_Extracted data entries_
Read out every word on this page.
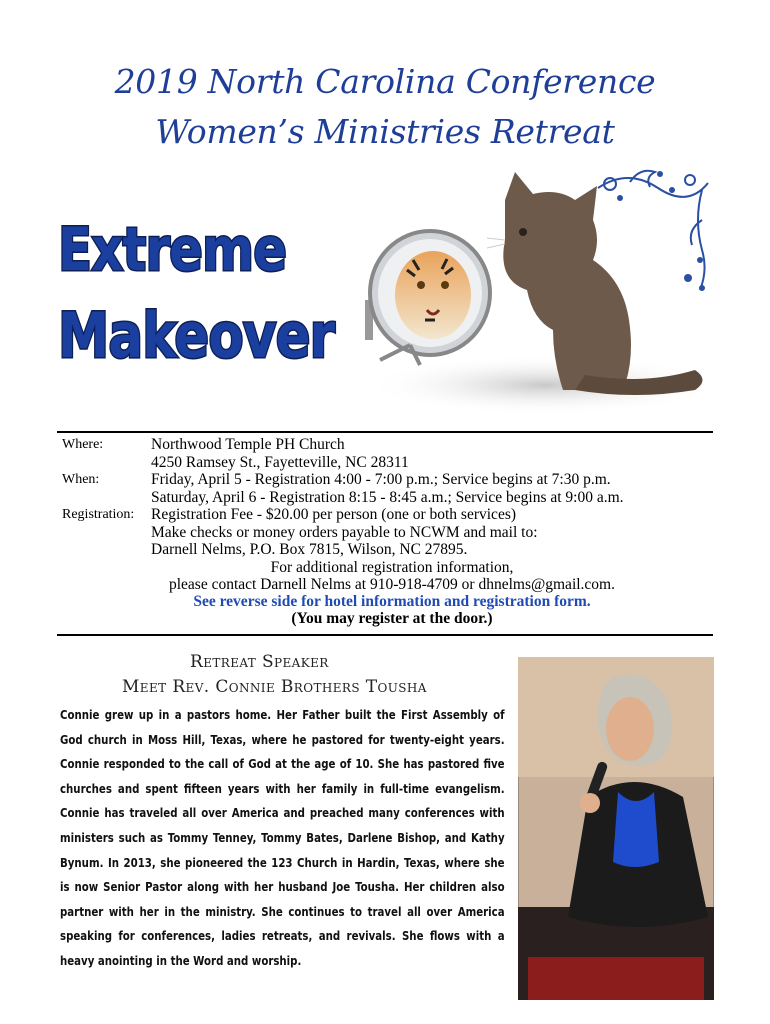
2019 North Carolina Conference
Women’s Ministries Retreat
Extreme
Makeover
Where:	Northwood Temple PH Church
4250 Ramsey St., Fayetteville, NC 28311
When:	Friday, April 5 - Registration 4:00 - 7:00 p.m.; Service begins at 7:30 p.m.
Saturday, April 6 - Registration 8:15 - 8:45 a.m.; Service begins at 9:00 a.m.
Registration: Registration Fee - $20.00 per person (one or both services)
Make checks or money orders payable to NCWM and mail to:
Darnell Nelms, P.O. Box 7815, Wilson, NC 27895.
For additional registration information,
please contact Darnell Nelms at 910-918-4709 or dhnelms@gmail.com.
See reverse side for hotel information and registration form.
(You may register at the door.)
Retreat Speaker
Meet Rev. Connie Brothers Tousha
Connie grew up in a pastors home. Her Father built the First Assembly of God church in Moss Hill, Texas, where he pastored for twenty-eight years. Connie responded to the call of God at the age of 10. She has pastored five churches and spent fifteen years with her family in full-time evangelism. Connie has traveled all over America and preached many conferences with ministers such as Tommy Tenney, Tommy Bates, Darlene Bishop, and Kathy Bynum. In 2013, she pioneered the 123 Church in Hardin, Texas, where she is now Senior Pastor along with her husband Joe Tousha. Her children also partner with her in the ministry. She continues to travel all over America speaking for conferences, ladies retreats, and revivals. She flows with a heavy anointing in the Word and worship.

_SET TASK_
Point out every line holding the string "begins" and copy it.

_ANSWER TO THIS TASK_
When:	Friday, April 5 - Registration 4:00 - 7:00 p.m.; Service begins at 7:30 p.m.
Saturday, April 6 - Registration 8:15 - 8:45 a.m.; Service begins at 9:00 a.m.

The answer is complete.